▶ [EXERCISE] Extract the lines of every record below and reproduce them exactly, omitting the pictures from your answer.

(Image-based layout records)
****************
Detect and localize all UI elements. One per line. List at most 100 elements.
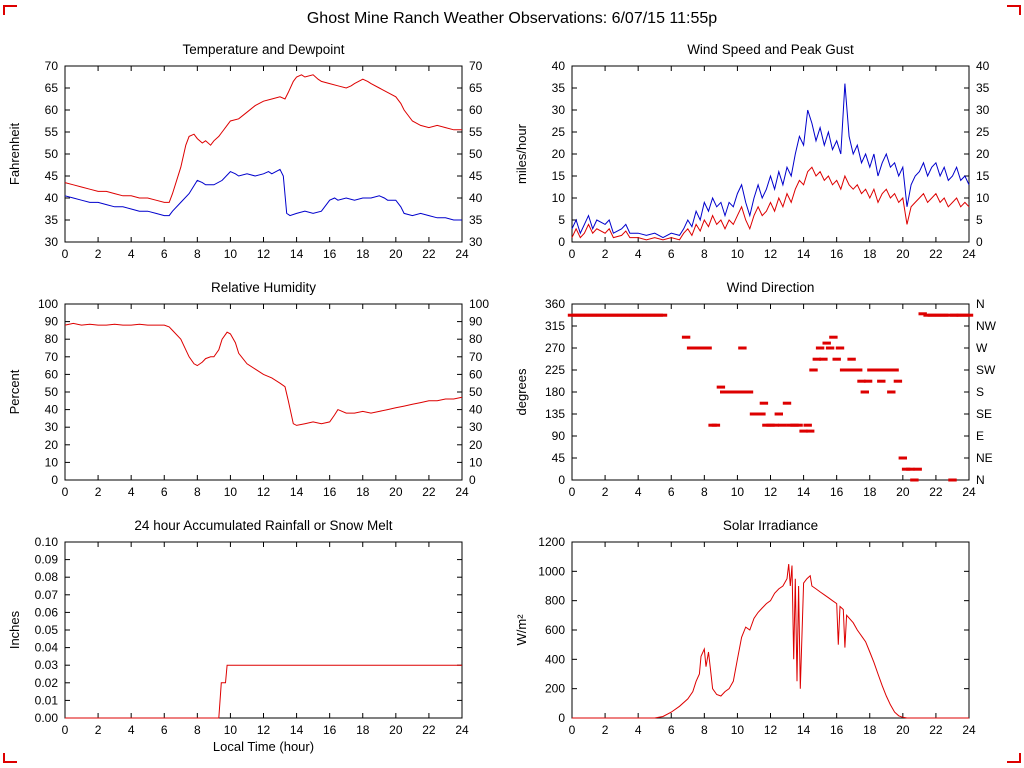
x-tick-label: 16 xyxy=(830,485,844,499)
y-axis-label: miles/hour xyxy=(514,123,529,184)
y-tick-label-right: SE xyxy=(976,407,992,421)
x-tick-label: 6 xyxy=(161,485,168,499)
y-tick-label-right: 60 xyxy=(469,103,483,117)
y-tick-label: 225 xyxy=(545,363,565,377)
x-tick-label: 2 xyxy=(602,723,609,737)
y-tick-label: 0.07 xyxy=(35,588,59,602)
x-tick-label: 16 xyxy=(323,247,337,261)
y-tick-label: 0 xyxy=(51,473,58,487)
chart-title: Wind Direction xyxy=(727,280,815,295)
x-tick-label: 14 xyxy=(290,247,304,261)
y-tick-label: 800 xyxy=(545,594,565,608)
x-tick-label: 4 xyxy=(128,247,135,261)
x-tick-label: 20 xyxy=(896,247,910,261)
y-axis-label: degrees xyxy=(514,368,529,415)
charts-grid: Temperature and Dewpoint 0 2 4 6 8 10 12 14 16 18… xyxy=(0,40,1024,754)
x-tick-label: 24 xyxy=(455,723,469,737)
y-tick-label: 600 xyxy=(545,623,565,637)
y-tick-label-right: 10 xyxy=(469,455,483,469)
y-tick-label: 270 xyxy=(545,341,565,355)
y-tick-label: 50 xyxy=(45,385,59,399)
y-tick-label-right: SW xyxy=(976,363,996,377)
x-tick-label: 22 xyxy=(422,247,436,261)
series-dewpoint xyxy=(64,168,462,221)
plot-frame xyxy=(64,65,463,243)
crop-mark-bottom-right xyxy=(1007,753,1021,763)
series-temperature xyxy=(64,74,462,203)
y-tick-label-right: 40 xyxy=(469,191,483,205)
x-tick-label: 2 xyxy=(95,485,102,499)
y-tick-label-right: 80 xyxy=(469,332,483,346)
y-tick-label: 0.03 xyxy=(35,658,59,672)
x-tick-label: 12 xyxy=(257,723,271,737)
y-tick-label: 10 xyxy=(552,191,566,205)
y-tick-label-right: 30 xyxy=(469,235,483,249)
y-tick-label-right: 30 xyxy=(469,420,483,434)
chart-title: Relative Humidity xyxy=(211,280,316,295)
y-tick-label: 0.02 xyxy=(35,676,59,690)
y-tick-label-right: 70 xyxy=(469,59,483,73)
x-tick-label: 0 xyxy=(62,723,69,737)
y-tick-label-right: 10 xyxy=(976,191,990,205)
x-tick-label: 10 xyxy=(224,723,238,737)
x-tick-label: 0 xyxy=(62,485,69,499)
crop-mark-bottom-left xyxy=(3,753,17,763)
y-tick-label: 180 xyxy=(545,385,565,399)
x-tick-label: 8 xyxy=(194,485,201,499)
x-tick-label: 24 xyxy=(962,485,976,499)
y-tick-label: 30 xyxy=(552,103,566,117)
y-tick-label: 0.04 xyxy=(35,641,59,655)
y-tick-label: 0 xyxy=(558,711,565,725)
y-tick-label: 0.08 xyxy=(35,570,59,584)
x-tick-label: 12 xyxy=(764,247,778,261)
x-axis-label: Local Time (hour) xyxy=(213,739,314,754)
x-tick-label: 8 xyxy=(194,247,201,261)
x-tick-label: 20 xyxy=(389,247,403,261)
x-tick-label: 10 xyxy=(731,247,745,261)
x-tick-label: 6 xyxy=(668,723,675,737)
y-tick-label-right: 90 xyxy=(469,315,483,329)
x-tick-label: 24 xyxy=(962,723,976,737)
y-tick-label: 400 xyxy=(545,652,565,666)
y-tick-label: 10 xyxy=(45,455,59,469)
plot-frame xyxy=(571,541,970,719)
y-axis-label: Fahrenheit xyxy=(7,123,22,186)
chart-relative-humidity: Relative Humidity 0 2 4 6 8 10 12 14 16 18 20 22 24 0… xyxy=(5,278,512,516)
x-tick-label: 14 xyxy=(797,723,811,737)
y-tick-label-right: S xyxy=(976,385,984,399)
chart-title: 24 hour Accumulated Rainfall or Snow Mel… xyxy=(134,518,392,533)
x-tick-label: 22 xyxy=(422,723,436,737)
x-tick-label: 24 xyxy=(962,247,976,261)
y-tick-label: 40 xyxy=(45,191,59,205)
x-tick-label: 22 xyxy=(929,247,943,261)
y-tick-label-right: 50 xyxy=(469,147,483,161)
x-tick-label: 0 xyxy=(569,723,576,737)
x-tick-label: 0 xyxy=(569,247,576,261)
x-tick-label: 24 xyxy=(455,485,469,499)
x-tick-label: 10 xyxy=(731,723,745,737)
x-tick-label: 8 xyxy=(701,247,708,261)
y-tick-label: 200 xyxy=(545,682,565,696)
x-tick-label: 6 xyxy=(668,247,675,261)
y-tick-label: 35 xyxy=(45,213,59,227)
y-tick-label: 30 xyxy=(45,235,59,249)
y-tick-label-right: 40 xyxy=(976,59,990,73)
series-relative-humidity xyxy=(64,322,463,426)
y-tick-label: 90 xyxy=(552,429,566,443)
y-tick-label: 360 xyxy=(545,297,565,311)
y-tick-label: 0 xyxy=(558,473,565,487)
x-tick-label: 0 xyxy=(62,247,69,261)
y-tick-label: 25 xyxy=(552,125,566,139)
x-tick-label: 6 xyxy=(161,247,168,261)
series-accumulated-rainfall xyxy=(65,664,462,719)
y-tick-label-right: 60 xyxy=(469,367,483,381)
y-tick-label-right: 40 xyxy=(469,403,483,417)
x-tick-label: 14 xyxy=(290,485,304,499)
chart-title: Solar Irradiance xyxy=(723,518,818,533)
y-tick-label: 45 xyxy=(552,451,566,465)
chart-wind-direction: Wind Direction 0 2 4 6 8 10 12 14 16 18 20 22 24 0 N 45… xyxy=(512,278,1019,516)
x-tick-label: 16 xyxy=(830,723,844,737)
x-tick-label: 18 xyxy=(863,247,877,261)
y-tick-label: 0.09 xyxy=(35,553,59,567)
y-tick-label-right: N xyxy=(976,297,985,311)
****************
▶ [ANSWER IN FULL]
Detect and localize all UI elements. One per line. List at most 100 elements.
x-tick-label: 16 xyxy=(830,485,844,499)
y-axis-label: miles/hour xyxy=(514,123,529,184)
y-tick-label-right: SE xyxy=(976,407,992,421)
x-tick-label: 6 xyxy=(161,485,168,499)
y-tick-label-right: 60 xyxy=(469,103,483,117)
y-tick-label: 225 xyxy=(545,363,565,377)
x-tick-label: 2 xyxy=(602,723,609,737)
y-tick-label: 0.07 xyxy=(35,588,59,602)
x-tick-label: 16 xyxy=(323,247,337,261)
y-tick-label: 0 xyxy=(51,473,58,487)
chart-title: Wind Direction xyxy=(727,280,815,295)
x-tick-label: 14 xyxy=(290,247,304,261)
y-tick-label: 800 xyxy=(545,594,565,608)
x-tick-label: 4 xyxy=(128,247,135,261)
x-tick-label: 20 xyxy=(896,247,910,261)
y-axis-label: degrees xyxy=(514,368,529,415)
charts-grid: Temperature and Dewpoint 0 2 4 6 8 10 12 14 16 18… xyxy=(0,40,1024,754)
x-tick-label: 24 xyxy=(455,723,469,737)
y-tick-label: 600 xyxy=(545,623,565,637)
y-tick-label-right: 10 xyxy=(469,455,483,469)
y-tick-label: 270 xyxy=(545,341,565,355)
y-tick-label: 50 xyxy=(45,385,59,399)
y-tick-label-right: SW xyxy=(976,363,996,377)
x-tick-label: 22 xyxy=(422,247,436,261)
series-dewpoint xyxy=(64,168,462,221)
plot-frame xyxy=(64,65,463,243)
crop-mark-bottom-right xyxy=(1007,753,1021,763)
series-temperature xyxy=(64,74,462,203)
y-tick-label-right: 40 xyxy=(469,191,483,205)
x-tick-label: 2 xyxy=(95,485,102,499)
y-tick-label-right: 80 xyxy=(469,332,483,346)
y-tick-label: 0.03 xyxy=(35,658,59,672)
x-tick-label: 12 xyxy=(257,723,271,737)
y-tick-label: 10 xyxy=(552,191,566,205)
y-tick-label-right: 30 xyxy=(469,235,483,249)
y-tick-label-right: 30 xyxy=(469,420,483,434)
chart-title: Relative Humidity xyxy=(211,280,316,295)
y-tick-label: 0.02 xyxy=(35,676,59,690)
y-tick-label-right: 70 xyxy=(469,59,483,73)
x-tick-label: 0 xyxy=(62,723,69,737)
y-tick-label-right: 10 xyxy=(976,191,990,205)
x-tick-label: 10 xyxy=(224,723,238,737)
x-tick-label: 0 xyxy=(62,485,69,499)
crop-mark-bottom-left xyxy=(3,753,17,763)
y-tick-label: 180 xyxy=(545,385,565,399)
x-tick-label: 8 xyxy=(194,485,201,499)
x-tick-label: 24 xyxy=(962,485,976,499)
y-tick-label: 30 xyxy=(552,103,566,117)
y-tick-label: 0.04 xyxy=(35,641,59,655)
y-tick-label: 0 xyxy=(558,711,565,725)
y-tick-label: 0.08 xyxy=(35,570,59,584)
x-tick-label: 12 xyxy=(764,247,778,261)
x-axis-label: Local Time (hour) xyxy=(213,739,314,754)
x-tick-label: 8 xyxy=(194,247,201,261)
x-tick-label: 20 xyxy=(389,247,403,261)
x-tick-label: 10 xyxy=(731,247,745,261)
x-tick-label: 6 xyxy=(668,723,675,737)
y-tick-label-right: 90 xyxy=(469,315,483,329)
x-tick-label: 24 xyxy=(962,723,976,737)
y-tick-label: 400 xyxy=(545,652,565,666)
y-tick-label: 10 xyxy=(45,455,59,469)
plot-frame xyxy=(571,541,970,719)
y-axis-label: Fahrenheit xyxy=(7,123,22,186)
chart-relative-humidity: Relative Humidity 0 2 4 6 8 10 12 14 16 18 20 22 24 0… xyxy=(5,278,512,516)
x-tick-label: 14 xyxy=(797,723,811,737)
y-tick-label-right: S xyxy=(976,385,984,399)
chart-title: 24 hour Accumulated Rainfall or Snow Mel… xyxy=(134,518,392,533)
x-tick-label: 22 xyxy=(422,723,436,737)
x-tick-label: 24 xyxy=(962,247,976,261)
y-tick-label: 40 xyxy=(45,191,59,205)
x-tick-label: 22 xyxy=(929,247,943,261)
y-tick-label-right: 50 xyxy=(469,147,483,161)
x-tick-label: 0 xyxy=(569,723,576,737)
x-tick-label: 0 xyxy=(569,247,576,261)
x-tick-label: 24 xyxy=(455,485,469,499)
x-tick-label: 10 xyxy=(731,723,745,737)
x-tick-label: 8 xyxy=(701,247,708,261)
y-tick-label: 200 xyxy=(545,682,565,696)
x-tick-label: 6 xyxy=(668,247,675,261)
y-tick-label: 35 xyxy=(45,213,59,227)
y-tick-label: 30 xyxy=(45,235,59,249)
y-tick-label-right: 40 xyxy=(976,59,990,73)
series-relative-humidity xyxy=(64,322,463,426)
y-tick-label: 90 xyxy=(552,429,566,443)
y-tick-label: 360 xyxy=(545,297,565,311)
y-tick-label: 0 xyxy=(558,473,565,487)
x-tick-label: 0 xyxy=(62,247,69,261)
y-tick-label: 25 xyxy=(552,125,566,139)
x-tick-label: 6 xyxy=(161,247,168,261)
series-accumulated-rainfall xyxy=(65,664,462,719)
y-tick-label-right: 60 xyxy=(469,367,483,381)
y-tick-label-right: 40 xyxy=(469,403,483,417)
x-tick-label: 14 xyxy=(290,485,304,499)
chart-title: Solar Irradiance xyxy=(723,518,818,533)
y-tick-label: 45 xyxy=(552,451,566,465)
chart-wind-direction: Wind Direction 0 2 4 6 8 10 12 14 16 18 20 22 24 0 N 45… xyxy=(512,278,1019,516)
x-tick-label: 16 xyxy=(830,723,844,737)
x-tick-label: 18 xyxy=(863,247,877,261)
y-tick-label: 0.09 xyxy=(35,553,59,567)
y-tick-label-right: N xyxy=(976,297,985,311)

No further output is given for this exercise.